**Requirement**
State only the number of lines that include "GLOBAL".

■ ■ ■ ■

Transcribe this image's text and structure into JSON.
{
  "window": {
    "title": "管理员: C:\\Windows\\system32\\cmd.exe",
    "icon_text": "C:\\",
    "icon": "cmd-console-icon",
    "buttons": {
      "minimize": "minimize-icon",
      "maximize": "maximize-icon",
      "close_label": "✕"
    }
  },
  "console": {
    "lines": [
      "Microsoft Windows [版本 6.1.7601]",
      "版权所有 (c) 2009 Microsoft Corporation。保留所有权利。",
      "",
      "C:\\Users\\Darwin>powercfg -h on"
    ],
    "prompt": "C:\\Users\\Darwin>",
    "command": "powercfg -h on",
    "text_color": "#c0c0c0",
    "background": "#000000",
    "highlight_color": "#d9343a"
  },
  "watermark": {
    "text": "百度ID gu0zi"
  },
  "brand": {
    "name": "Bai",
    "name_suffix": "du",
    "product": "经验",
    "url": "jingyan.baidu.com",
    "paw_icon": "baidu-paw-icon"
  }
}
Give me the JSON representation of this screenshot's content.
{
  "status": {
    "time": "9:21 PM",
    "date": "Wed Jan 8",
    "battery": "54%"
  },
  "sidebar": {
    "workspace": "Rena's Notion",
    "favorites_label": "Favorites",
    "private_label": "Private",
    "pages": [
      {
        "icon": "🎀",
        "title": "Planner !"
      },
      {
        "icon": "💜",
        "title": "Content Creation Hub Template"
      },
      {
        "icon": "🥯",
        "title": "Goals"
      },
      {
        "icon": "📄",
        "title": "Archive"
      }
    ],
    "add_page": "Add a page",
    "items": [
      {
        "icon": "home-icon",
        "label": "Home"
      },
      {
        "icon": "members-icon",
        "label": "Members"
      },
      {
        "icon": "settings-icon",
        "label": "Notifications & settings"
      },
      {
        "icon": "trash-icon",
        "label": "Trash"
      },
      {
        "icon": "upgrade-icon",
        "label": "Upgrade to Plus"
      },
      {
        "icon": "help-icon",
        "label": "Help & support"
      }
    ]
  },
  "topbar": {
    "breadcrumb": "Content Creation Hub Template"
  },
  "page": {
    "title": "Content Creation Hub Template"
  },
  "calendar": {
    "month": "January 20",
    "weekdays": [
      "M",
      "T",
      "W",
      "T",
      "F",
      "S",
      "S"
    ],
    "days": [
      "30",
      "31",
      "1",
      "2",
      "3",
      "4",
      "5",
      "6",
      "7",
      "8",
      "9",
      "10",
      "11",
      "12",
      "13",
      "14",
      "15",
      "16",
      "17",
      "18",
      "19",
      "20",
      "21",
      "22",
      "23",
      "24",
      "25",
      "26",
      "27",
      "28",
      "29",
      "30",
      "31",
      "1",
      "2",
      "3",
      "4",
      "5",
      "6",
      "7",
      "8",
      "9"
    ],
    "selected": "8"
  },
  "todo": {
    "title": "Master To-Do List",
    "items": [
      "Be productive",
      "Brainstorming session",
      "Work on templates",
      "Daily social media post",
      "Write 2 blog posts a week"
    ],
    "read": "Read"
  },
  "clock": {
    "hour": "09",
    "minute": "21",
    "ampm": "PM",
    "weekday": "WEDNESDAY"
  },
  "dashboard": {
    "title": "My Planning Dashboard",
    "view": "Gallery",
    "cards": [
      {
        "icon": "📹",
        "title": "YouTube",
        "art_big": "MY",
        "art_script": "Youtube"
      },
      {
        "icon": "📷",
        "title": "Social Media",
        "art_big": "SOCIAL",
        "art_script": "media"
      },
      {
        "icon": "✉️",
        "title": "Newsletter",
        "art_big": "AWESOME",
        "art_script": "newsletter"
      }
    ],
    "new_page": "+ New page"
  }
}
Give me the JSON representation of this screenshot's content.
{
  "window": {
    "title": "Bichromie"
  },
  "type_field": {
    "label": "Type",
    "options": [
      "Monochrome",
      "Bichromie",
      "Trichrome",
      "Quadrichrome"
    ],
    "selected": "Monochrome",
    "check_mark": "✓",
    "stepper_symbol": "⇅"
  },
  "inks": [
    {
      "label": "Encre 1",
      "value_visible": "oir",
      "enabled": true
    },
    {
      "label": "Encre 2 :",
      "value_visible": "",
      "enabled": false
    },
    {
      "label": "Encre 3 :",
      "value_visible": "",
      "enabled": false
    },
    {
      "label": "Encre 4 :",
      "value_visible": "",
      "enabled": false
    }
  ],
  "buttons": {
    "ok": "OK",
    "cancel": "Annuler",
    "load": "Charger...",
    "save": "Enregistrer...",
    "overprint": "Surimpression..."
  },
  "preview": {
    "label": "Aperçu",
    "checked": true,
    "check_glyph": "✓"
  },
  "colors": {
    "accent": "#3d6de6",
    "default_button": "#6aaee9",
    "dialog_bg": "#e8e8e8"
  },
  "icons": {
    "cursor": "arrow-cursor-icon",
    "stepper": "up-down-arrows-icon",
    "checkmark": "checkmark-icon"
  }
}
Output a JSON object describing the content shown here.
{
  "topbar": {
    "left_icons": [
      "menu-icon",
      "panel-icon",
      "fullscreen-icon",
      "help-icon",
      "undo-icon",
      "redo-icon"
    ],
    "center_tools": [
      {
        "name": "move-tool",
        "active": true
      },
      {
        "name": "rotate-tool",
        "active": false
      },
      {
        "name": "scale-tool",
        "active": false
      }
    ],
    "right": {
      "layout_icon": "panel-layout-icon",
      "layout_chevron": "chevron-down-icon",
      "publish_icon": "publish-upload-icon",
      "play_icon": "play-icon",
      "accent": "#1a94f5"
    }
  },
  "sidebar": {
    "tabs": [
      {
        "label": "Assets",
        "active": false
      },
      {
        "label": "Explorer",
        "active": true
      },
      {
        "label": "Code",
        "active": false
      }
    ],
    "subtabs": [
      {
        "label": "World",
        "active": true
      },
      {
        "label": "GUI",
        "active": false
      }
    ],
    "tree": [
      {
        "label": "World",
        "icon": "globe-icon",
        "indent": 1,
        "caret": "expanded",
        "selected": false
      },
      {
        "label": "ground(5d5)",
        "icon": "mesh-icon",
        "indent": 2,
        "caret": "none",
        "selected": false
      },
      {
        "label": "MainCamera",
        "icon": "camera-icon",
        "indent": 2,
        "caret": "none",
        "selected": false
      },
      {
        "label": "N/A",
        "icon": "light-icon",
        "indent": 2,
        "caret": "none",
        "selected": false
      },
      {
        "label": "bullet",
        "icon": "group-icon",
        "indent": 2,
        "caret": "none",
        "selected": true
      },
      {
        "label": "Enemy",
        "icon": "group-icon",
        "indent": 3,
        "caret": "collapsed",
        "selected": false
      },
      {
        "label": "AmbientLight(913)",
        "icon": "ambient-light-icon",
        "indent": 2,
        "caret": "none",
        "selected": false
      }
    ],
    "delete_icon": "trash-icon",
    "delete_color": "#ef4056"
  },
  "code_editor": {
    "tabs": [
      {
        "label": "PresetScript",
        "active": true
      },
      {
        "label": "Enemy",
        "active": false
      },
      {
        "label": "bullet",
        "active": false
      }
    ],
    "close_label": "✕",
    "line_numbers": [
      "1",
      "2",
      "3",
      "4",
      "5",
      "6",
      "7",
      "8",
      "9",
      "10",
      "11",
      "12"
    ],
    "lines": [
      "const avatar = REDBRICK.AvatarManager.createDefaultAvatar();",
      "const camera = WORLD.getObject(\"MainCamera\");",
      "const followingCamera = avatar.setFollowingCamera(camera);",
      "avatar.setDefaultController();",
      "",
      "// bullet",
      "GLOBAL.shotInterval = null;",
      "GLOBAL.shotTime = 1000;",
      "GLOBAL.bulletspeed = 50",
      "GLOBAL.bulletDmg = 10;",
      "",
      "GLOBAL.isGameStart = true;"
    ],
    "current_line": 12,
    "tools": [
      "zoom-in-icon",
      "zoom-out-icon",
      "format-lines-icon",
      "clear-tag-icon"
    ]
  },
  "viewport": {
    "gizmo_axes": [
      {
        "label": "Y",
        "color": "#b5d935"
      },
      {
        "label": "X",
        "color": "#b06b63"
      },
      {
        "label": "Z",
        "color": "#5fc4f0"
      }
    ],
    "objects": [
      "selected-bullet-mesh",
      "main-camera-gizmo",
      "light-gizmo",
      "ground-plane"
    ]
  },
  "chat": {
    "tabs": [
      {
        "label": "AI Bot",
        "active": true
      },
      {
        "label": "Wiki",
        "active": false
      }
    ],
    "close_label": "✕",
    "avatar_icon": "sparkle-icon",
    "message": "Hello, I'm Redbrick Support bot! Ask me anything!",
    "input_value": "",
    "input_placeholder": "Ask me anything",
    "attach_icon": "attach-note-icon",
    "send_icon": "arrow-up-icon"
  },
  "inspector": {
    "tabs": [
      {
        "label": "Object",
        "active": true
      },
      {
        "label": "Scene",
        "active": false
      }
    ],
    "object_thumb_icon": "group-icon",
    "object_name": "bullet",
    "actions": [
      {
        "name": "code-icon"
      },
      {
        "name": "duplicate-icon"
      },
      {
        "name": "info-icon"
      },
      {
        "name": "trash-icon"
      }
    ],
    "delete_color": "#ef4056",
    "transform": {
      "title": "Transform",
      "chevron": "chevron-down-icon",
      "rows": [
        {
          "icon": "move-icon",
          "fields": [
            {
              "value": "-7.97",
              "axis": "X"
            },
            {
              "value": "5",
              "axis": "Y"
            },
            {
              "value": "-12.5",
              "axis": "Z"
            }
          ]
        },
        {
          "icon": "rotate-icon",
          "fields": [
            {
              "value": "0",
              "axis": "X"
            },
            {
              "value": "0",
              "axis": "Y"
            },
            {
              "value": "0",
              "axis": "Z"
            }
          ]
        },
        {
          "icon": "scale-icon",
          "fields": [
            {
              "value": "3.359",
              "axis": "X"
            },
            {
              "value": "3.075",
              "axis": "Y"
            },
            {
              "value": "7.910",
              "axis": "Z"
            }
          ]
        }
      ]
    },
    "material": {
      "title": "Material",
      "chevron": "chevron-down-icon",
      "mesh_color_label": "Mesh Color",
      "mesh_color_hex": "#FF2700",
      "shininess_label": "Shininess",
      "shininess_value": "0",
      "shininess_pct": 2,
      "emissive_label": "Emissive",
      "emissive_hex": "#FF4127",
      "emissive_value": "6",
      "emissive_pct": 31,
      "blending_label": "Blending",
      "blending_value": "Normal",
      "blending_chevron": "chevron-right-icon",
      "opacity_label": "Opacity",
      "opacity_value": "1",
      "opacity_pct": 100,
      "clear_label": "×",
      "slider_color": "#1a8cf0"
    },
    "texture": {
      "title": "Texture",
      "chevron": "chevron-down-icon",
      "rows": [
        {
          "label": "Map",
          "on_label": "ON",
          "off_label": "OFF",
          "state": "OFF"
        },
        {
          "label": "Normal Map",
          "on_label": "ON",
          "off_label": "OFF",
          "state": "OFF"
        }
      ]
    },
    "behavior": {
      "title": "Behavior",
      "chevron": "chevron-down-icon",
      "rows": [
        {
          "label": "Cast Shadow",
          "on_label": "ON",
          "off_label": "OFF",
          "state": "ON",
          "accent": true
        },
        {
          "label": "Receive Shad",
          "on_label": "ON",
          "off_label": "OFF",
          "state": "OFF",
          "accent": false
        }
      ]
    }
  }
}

■ ■ ■ ■

**Output for this task**
5